TASK REQUIREMENTS = Only the lines from the one containing "Read this page and output its text content." through the end of the entries should be returned, exactly as they are, with the pictures omitted.
----- INFORMATION SUPPLIED
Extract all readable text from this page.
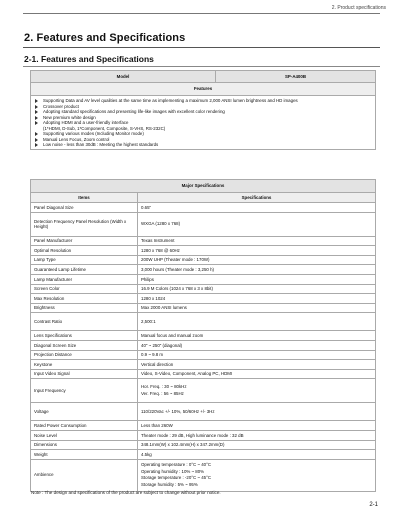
2. Product specifications
2. Features and Specifications
2-1. Features and Specifications
Model	SP-A400B
Features

Supporting Data and AV level qualities at the same time as implementing a maximum 2,000 ANSI lumen brightness and HD images

Crossover product

Adopting standard specifications and presenting life-like images with excellent color rendering

New premium white design

Adopting HDMI and a user-friendly interface

(1*HDMI, D-Sub, 1*Component, Composite, S-VHS, RS-232C)

Supporting various modes (Including Monitor mode)

Manual Lens Focus, Zoom control

Low noise - less than 30dB : Meeting the highest standards

Major Specifications	
Items	Specifications
Panel Diagonal Size	0.65"
Detection Frequency Panel Resolution (Width x Height)	WXGA (1280 x 768)
Panel Manufacturer	Texas Instrument
Optimal Resolution	1280 x 768 @ 60Hz
Lamp Type	200W UHP (Theater mode : 170W)
Guaranteed Lamp Lifetime	3,000 hours (Theater mode : 3,250 h)
Lamp Manufacturer	Philips
Screen Color	16.9 M Colors (1024 x 768 x 3 x 8bit)
Max Resolution	1280 x 1024
Brightness	Max 2000 ANSI lumens
Contrast Ratio	2,500:1
Lens Specifications	Manual focus and manual zoom
Diagonal Screen Size	40" ~ 250" (diagonal)
Projection Distance	0.9 ~ 9.8 m
Keystone	Vertical direction
Input Video Signal	Video, S-Video, Component, Analog PC, HDMI
Input Frequency	Hor. Freq. : 30 ~ 80kHz
Ver. Freq. : 56 ~ 85Hz

Voltage	110/220Vac +/- 10%, 50/60Hz +/- 3Hz
Rated Power Consumption	Less than 260W
Noise Level	Theater mode : 29 dB, High luminance mode : 32 dB
Dimensions	348.1mm(W) x 102.4mm(H) x 347.2mm(D)
Weight	4.5kg
Ambience	Operating temperature : 0°C ~ 40°C
Operating humidity : 10% ~ 80%
Storage temperature : -20°C ~ 45°C
Storage humidity : 5% ~ 95%
Note : The design and specifications of the product are subject to change without prior notice.
2-1
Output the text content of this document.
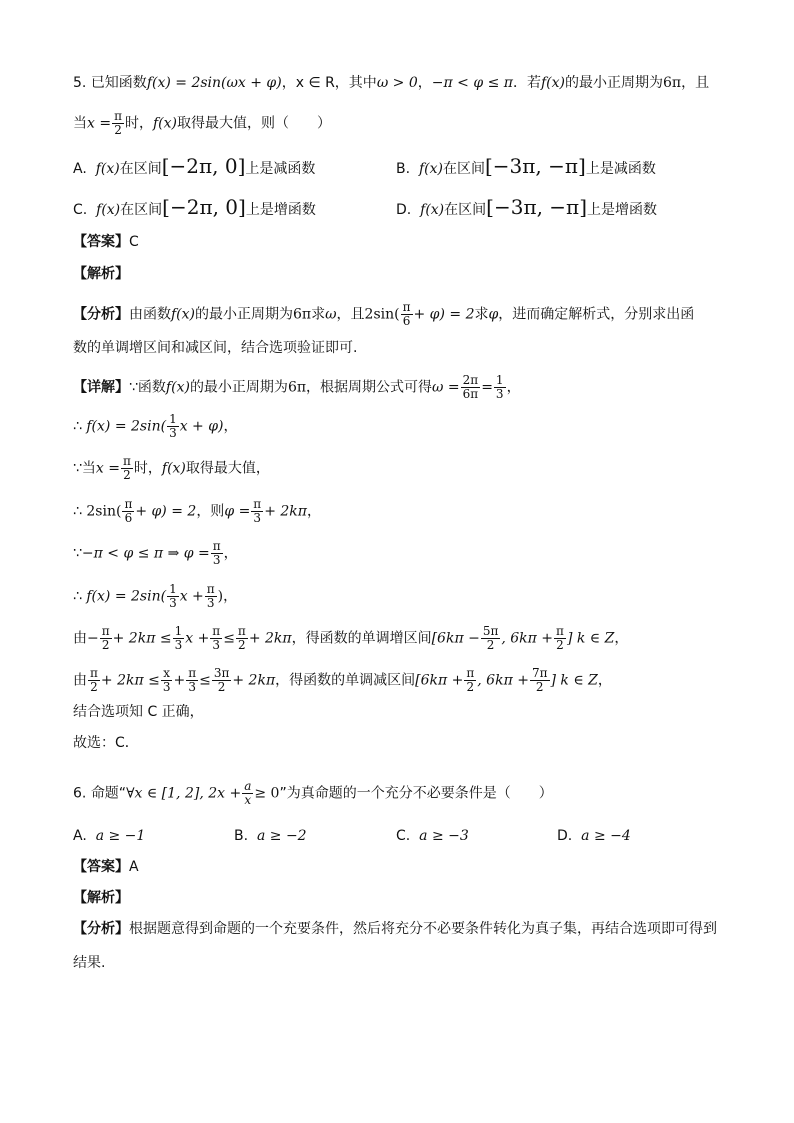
5. 已知函数f(x) = 2sin(ωx + φ)，x ∈ R，其中ω > 0，−π < φ ≤ π．若f(x)的最小正周期为6π，且
当$x = \frac{\pi}{2}$ 时，f(x)取得最大值，则（　　）
A. f(x)在区间[−2π, 0]上是减函数	B. f(x)在区间[−3π, −π]上是减函数
C. f(x)在区间[−2π, 0]上是增函数	D. f(x)在区间[−3π, −π]上是增函数
【答案】C
【解析】
【分析】由函数f(x)的最小正周期为6π求ω，且$2\sin( \frac{\pi}{6} + \varphi) = 2$求φ，进而确定解析式，分别求出函
数的单调增区间和减区间，结合选项验证即可.
【详解】∵函数f(x)的最小正周期为6π，根据周期公式可得$\omega = \frac{2\pi}{6\pi} = \frac{1}{3}$ ，
∴ $f(x) = 2\sin( \frac{1}{3}$ x + φ)，
∵当$x = \frac{\pi}{2}$ 时，f(x)取得最大值，
∴ $2\sin( \frac{\pi}{6} + \varphi) = 2$，则$\varphi = \frac{\pi}{3} + 2k\pi$，
∵−π < φ ≤ π ⇒ $\varphi = \frac{\pi}{3}$ ，
∴ $f(x) = 2\sin( \frac{1}{3}$ $x + \frac{\pi}{3}$ )，
由− $\frac{\pi}{2} + 2k\pi \le \frac{1}{3}$ $x + \frac{\pi}{3} \le \frac{\pi}{2} + 2k\pi$，得函数的单调增区间[$6k\pi - \frac{5\pi}{2}$ , $6k\pi + \frac{\pi}{2}$ ] k ∈ Z，
由 $\frac{\pi}{2} + 2k\pi \le \frac{x}{3} + \frac{\pi}{3} \le \frac{3\pi}{2} + 2k\pi$，得函数的单调减区间[$6k\pi + \frac{\pi}{2}$ , $6k\pi + \frac{7\pi}{2}$ ] k ∈ Z，
结合选项知 C 正确，
故选：C．
6. 命题“∀x ∈ [1, 2], $2x + \frac{a}{x} \ge 0$”为真命题的一个充分不必要条件是（　　）
A. a ≥ −1	B. a ≥ −2	C. a ≥ −3	D. a ≥ −4
【答案】A
【解析】
【分析】根据题意得到命题的一个充要条件，然后将充分不必要条件转化为真子集，再结合选项即可得到
结果.
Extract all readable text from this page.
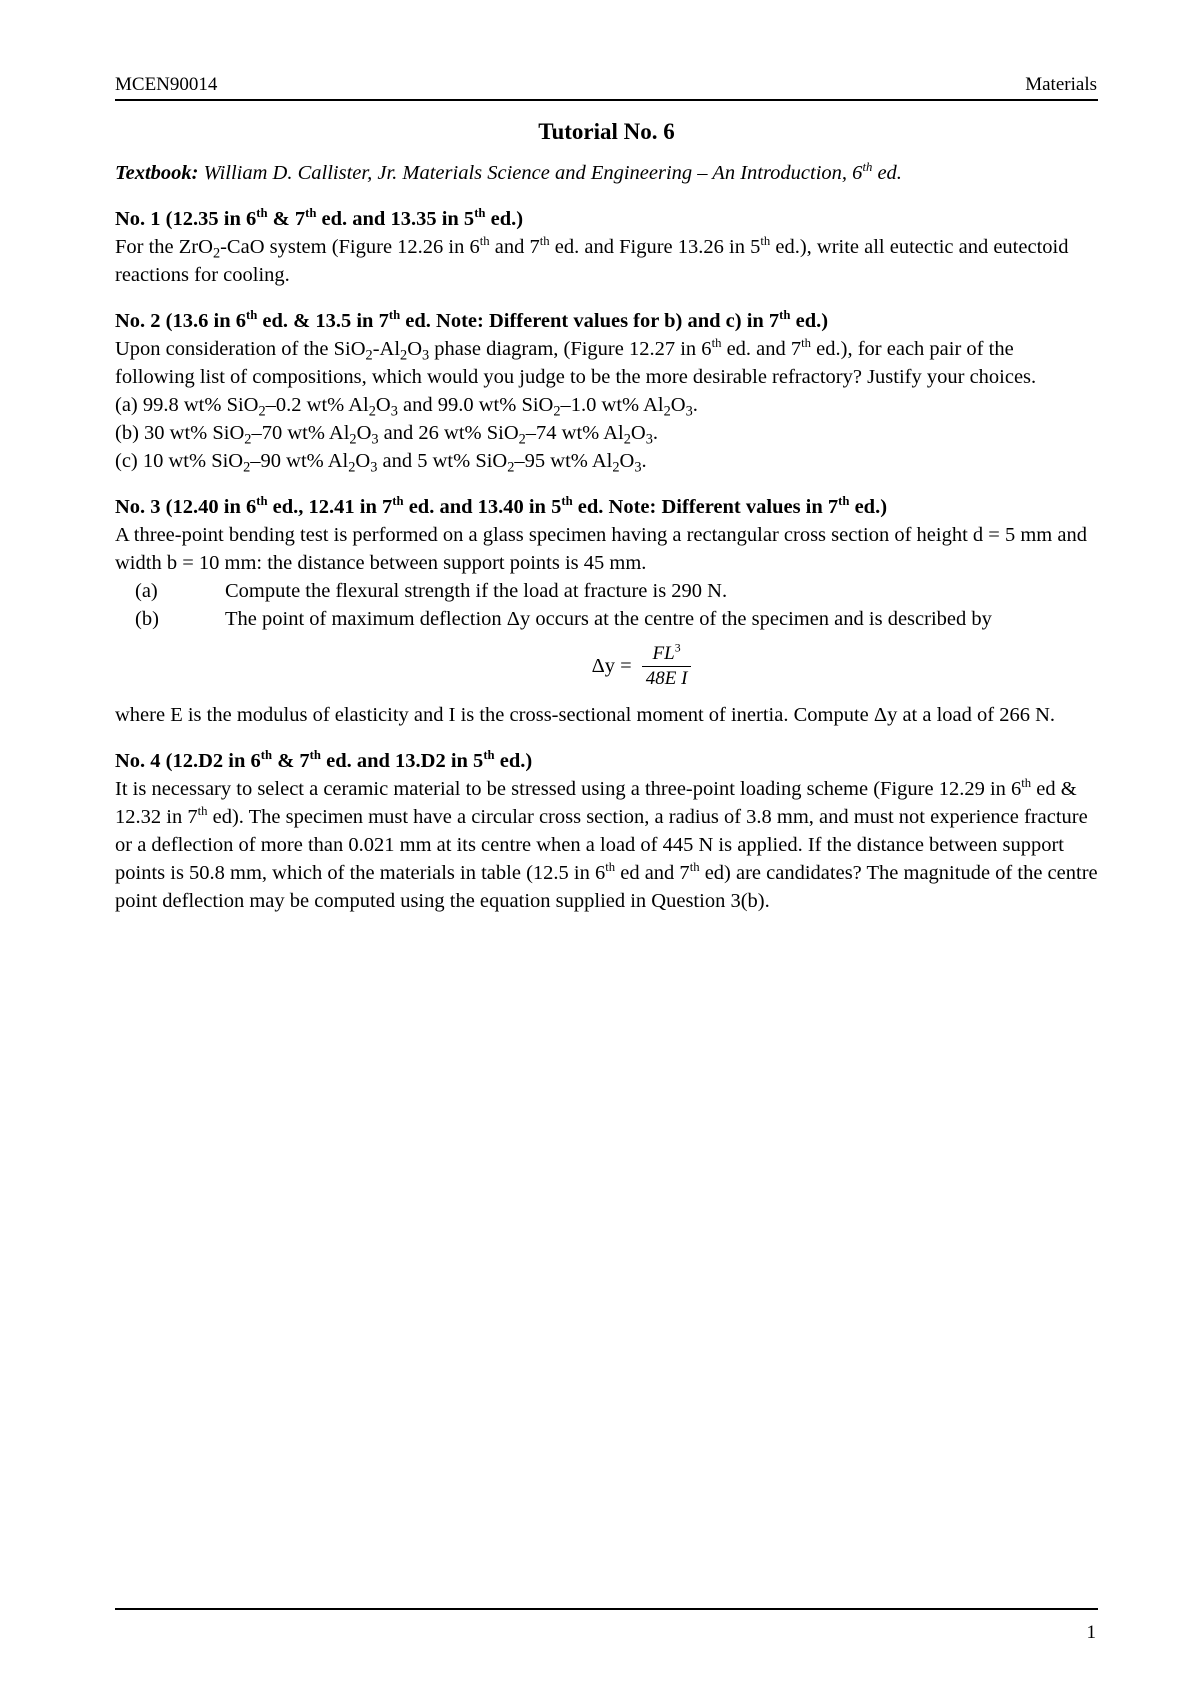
MCEN90014	Materials
Tutorial No. 6
Textbook: William D. Callister, Jr. Materials Science and Engineering – An Introduction, 6th ed.
No. 1 (12.35 in 6th & 7th ed. and 13.35 in 5th ed.)
For the ZrO$_2$-CaO system (Figure 12.26 in 6th and 7th ed. and Figure 13.26 in 5th ed.), write all eutectic and eutectoid reactions for cooling.
No. 2 (13.6 in 6th ed. & 13.5 in 7th ed. Note: Different values for b) and c) in 7th ed.)
Upon consideration of the $SiO_2-Al_2O_3$ phase diagram, (Figure 12.27 in 6th ed. and 7th ed.), for each pair of the following list of compositions, which would you judge to be the more desirable refractory? Justify your choices.
(a) 99.8 wt% SiO$_2$–0.2 wt% $Al_2O_3$ and 99.0 wt% SiO$_2$–1.0 wt% $Al_2O_3$.
(b) 30 wt% SiO$_2$–70 wt% $Al_2O_3$ and 26 wt% SiO$_2$–74 wt% $Al_2O_3$.
(c) 10 wt% SiO$_2$–90 wt% $Al_2O_3$ and 5 wt% SiO$_2$–95 wt% $Al_2O_3$.
No. 3 (12.40 in 6th ed., 12.41 in 7th ed. and 13.40 in 5th ed. Note: Different values in 7th ed.)
A three-point bending test is performed on a glass specimen having a rectangular cross section of height d = 5 mm and width b = 10 mm: the distance between support points is 45 mm.
(a)	Compute the flexural strength if the load at fracture is 290 N.
(b)	The point of maximum deflection Δy occurs at the centre of the specimen and is described by
$\Delta y = \frac{FL^3}{\text{48E I}}$
where E is the modulus of elasticity and I is the cross-sectional moment of inertia. Compute Δy at a load of 266 N.
No. 4 (12.D2 in 6th & 7th ed. and 13.D2 in 5th ed.)
It is necessary to select a ceramic material to be stressed using a three-point loading scheme (Figure 12.29 in 6th ed & 12.32 in 7th ed). The specimen must have a circular cross section, a radius of 3.8 mm, and must not experience fracture or a deflection of more than 0.021 mm at its centre when a load of 445 N is applied. If the distance between support points is 50.8 mm, which of the materials in table (12.5 in 6th ed and 7th ed) are candidates? The magnitude of the centre point deflection may be computed using the equation supplied in Question 3(b).
1
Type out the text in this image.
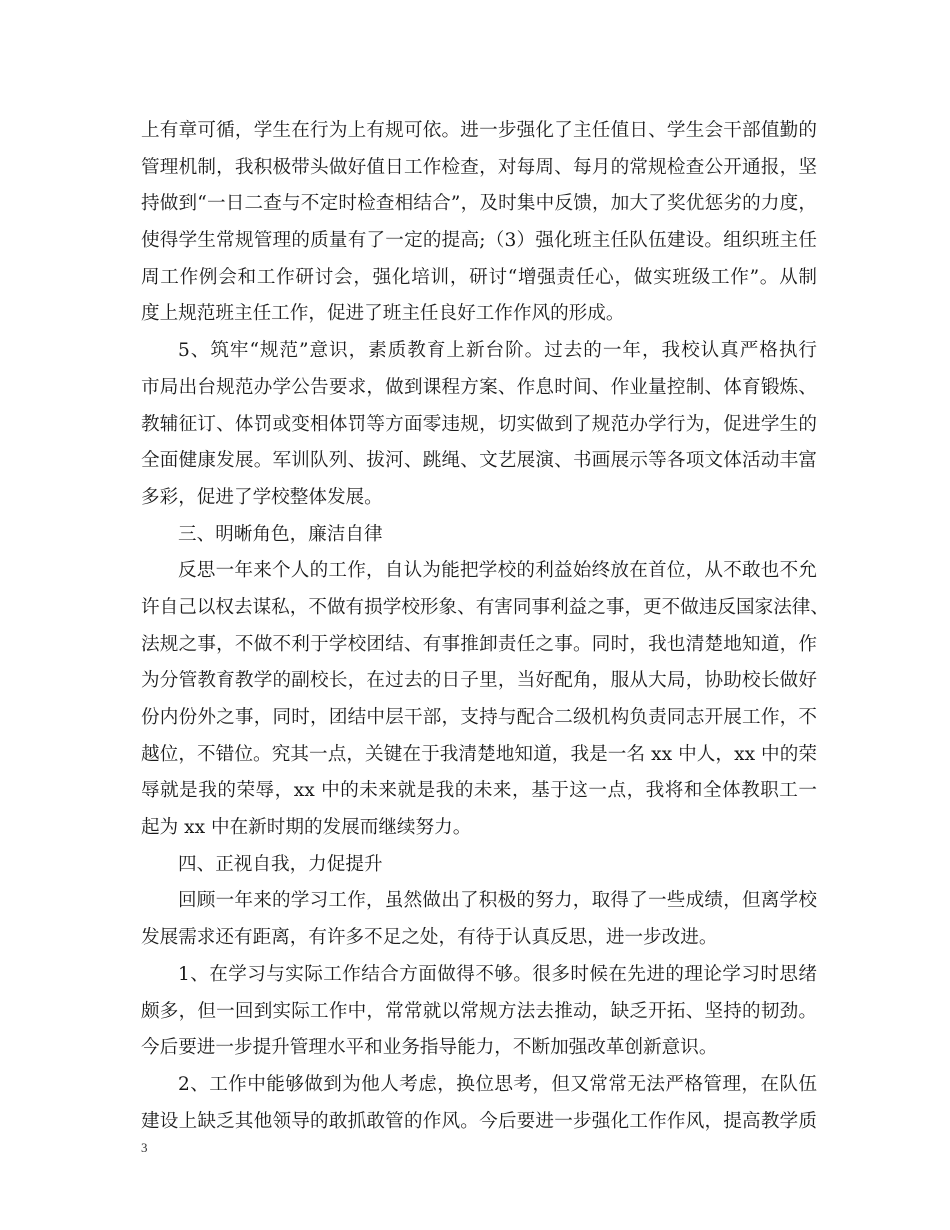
上有章可循，学生在行为上有规可依。进一步强化了主任值日、学生会干部值勤的
管理机制，我积极带头做好值日工作检查，对每周、每月的常规检查公开通报，坚
持做到“一日二查与不定时检查相结合”，及时集中反馈，加大了奖优惩劣的力度，
使得学生常规管理的质量有了一定的提高;（3）强化班主任队伍建设。组织班主任
周工作例会和工作研讨会，强化培训，研讨“增强责任心，做实班级工作”。从制
度上规范班主任工作，促进了班主任良好工作作风的形成。
5、筑牢“规范”意识，素质教育上新台阶。过去的一年，我校认真严格执行
市局出台规范办学公告要求，做到课程方案、作息时间、作业量控制、体育锻炼、
教辅征订、体罚或变相体罚等方面零违规，切实做到了规范办学行为，促进学生的
全面健康发展。军训队列、拔河、跳绳、文艺展演、书画展示等各项文体活动丰富
多彩，促进了学校整体发展。
三、明晰角色，廉洁自律
反思一年来个人的工作，自认为能把学校的利益始终放在首位，从不敢也不允
许自己以权去谋私，不做有损学校形象、有害同事利益之事，更不做违反国家法律、
法规之事，不做不利于学校团结、有事推卸责任之事。同时，我也清楚地知道，作
为分管教育教学的副校长，在过去的日子里，当好配角，服从大局，协助校长做好
份内份外之事，同时，团结中层干部，支持与配合二级机构负责同志开展工作，不
越位，不错位。究其一点，关键在于我清楚地知道，我是一名 xx 中人，xx 中的荣
辱就是我的荣辱，xx 中的未来就是我的未来，基于这一点，我将和全体教职工一
起为 xx 中在新时期的发展而继续努力。
四、正视自我，力促提升
回顾一年来的学习工作，虽然做出了积极的努力，取得了一些成绩，但离学校
发展需求还有距离，有许多不足之处，有待于认真反思，进一步改进。
1、在学习与实际工作结合方面做得不够。很多时候在先进的理论学习时思绪
颇多，但一回到实际工作中，常常就以常规方法去推动，缺乏开拓、坚持的韧劲。
今后要进一步提升管理水平和业务指导能力，不断加强改革创新意识。
2、工作中能够做到为他人考虑，换位思考，但又常常无法严格管理，在队伍
建设上缺乏其他领导的敢抓敢管的作风。今后要进一步强化工作作风，提高教学质
3
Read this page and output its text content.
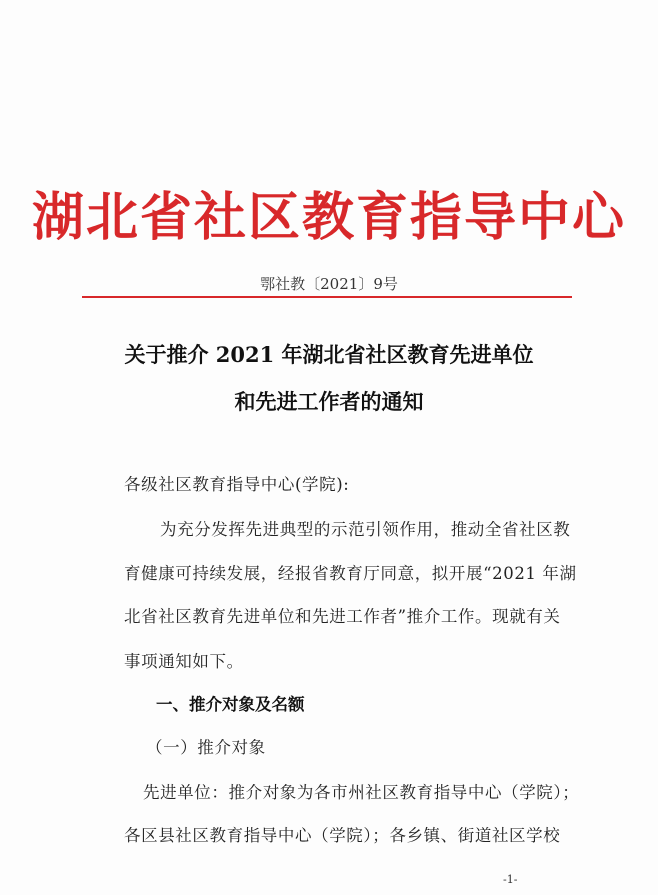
湖北省社区教育指导中心
鄂社教〔2021〕9号
关于推介 2021 年湖北省社区教育先进单位
和先进工作者的通知
各级社区教育指导中心(学院):
为充分发挥先进典型的示范引领作用，推动全省社区教
育健康可持续发展，经报省教育厅同意，拟开展“2021 年湖
北省社区教育先进单位和先进工作者”推介工作。现就有关
事项通知如下。
一、推介对象及名额
（一）推介对象
先进单位：推介对象为各市州社区教育指导中心（学院）；
各区县社区教育指导中心（学院）；各乡镇、街道社区学校
-1-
----------
TASK ANSWER =
Read this page and output its text content.
湖北省社区教育指导中心
鄂社教〔2021〕9号
关于推介 2021 年湖北省社区教育先进单位
和先进工作者的通知
各级社区教育指导中心(学院):
为充分发挥先进典型的示范引领作用，推动全省社区教
育健康可持续发展，经报省教育厅同意，拟开展“2021 年湖
北省社区教育先进单位和先进工作者”推介工作。现就有关
事项通知如下。
一、推介对象及名额
（一）推介对象
先进单位：推介对象为各市州社区教育指导中心（学院）；
各区县社区教育指导中心（学院）；各乡镇、街道社区学校
-1-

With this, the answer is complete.